**WHAT TO WORK ON:** What's wanted is the full listing, reproduced exactly.

(THE INPUT begins)

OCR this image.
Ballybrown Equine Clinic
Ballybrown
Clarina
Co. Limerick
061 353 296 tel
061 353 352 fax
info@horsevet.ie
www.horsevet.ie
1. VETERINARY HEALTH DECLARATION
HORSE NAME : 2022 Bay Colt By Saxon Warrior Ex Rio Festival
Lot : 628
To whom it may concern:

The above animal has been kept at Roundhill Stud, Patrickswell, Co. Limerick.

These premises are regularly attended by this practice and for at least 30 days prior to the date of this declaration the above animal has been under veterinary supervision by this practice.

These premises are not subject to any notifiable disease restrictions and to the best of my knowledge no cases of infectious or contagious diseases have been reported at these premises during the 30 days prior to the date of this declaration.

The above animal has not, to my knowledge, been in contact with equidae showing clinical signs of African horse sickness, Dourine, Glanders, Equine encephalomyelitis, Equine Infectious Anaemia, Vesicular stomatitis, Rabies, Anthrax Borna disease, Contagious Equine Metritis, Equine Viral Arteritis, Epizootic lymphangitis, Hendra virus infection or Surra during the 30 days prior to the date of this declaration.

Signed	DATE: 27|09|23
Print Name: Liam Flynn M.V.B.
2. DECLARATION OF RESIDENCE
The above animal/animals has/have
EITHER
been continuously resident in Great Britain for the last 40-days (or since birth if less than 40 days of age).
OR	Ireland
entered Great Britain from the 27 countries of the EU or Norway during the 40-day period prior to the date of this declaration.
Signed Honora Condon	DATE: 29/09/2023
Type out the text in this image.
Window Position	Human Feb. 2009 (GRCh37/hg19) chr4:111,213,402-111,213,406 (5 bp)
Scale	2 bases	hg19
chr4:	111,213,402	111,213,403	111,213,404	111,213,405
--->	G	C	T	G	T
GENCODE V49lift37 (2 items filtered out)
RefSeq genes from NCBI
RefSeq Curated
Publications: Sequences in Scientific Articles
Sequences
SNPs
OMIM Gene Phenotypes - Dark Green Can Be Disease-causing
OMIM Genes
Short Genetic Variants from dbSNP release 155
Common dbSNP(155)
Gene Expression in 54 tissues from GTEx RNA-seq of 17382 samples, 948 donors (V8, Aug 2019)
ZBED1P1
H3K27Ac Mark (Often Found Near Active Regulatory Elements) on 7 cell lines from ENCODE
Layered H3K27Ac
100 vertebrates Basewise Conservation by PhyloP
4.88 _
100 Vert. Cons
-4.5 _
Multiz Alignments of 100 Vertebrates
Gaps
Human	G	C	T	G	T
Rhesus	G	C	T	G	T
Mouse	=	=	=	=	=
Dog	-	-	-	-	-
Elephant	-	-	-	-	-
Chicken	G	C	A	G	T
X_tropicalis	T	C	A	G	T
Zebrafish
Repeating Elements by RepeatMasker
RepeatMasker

(THE INPUT ends)

**RESPONSE AREA:**
OCR this image.
Ballybrown Equine Clinic
Ballybrown
Clarina
Co. Limerick
061 353 296 tel
061 353 352 fax
info@horsevet.ie
www.horsevet.ie
1. VETERINARY HEALTH DECLARATION
HORSE NAME : 2022 Bay Colt By Saxon Warrior Ex Rio Festival
Lot : 628
To whom it may concern:

The above animal has been kept at Roundhill Stud, Patrickswell, Co. Limerick.

These premises are regularly attended by this practice and for at least 30 days prior to the date of this declaration the above animal has been under veterinary supervision by this practice.

These premises are not subject to any notifiable disease restrictions and to the best of my knowledge no cases of infectious or contagious diseases have been reported at these premises during the 30 days prior to the date of this declaration.

The above animal has not, to my knowledge, been in contact with equidae showing clinical signs of African horse sickness, Dourine, Glanders, Equine encephalomyelitis, Equine Infectious Anaemia, Vesicular stomatitis, Rabies, Anthrax Borna disease, Contagious Equine Metritis, Equine Viral Arteritis, Epizootic lymphangitis, Hendra virus infection or Surra during the 30 days prior to the date of this declaration.

Signed	DATE: 27|09|23
Print Name: Liam Flynn M.V.B.
2. DECLARATION OF RESIDENCE
The above animal/animals has/have
EITHER
been continuously resident in Great Britain for the last 40-days (or since birth if less than 40 days of age).
OR	Ireland
entered Great Britain from the 27 countries of the EU or Norway during the 40-day period prior to the date of this declaration.
Signed Honora Condon	DATE: 29/09/2023
Type out the text in this image.
Window Position	Human Feb. 2009 (GRCh37/hg19) chr4:111,213,402-111,213,406 (5 bp)
Scale	2 bases	hg19
chr4:	111,213,402	111,213,403	111,213,404	111,213,405
--->	G	C	T	G	T
GENCODE V49lift37 (2 items filtered out)
RefSeq genes from NCBI
RefSeq Curated
Publications: Sequences in Scientific Articles
Sequences
SNPs
OMIM Gene Phenotypes - Dark Green Can Be Disease-causing
OMIM Genes
Short Genetic Variants from dbSNP release 155
Common dbSNP(155)
Gene Expression in 54 tissues from GTEx RNA-seq of 17382 samples, 948 donors (V8, Aug 2019)
ZBED1P1
H3K27Ac Mark (Often Found Near Active Regulatory Elements) on 7 cell lines from ENCODE
Layered H3K27Ac
100 vertebrates Basewise Conservation by PhyloP
4.88 _
100 Vert. Cons
-4.5 _
Multiz Alignments of 100 Vertebrates
Gaps
Human	G	C	T	G	T
Rhesus	G	C	T	G	T
Mouse	=	=	=	=	=
Dog	-	-	-	-	-
Elephant	-	-	-	-	-
Chicken	G	C	A	G	T
X_tropicalis	T	C	A	G	T
Zebrafish
Repeating Elements by RepeatMasker
RepeatMasker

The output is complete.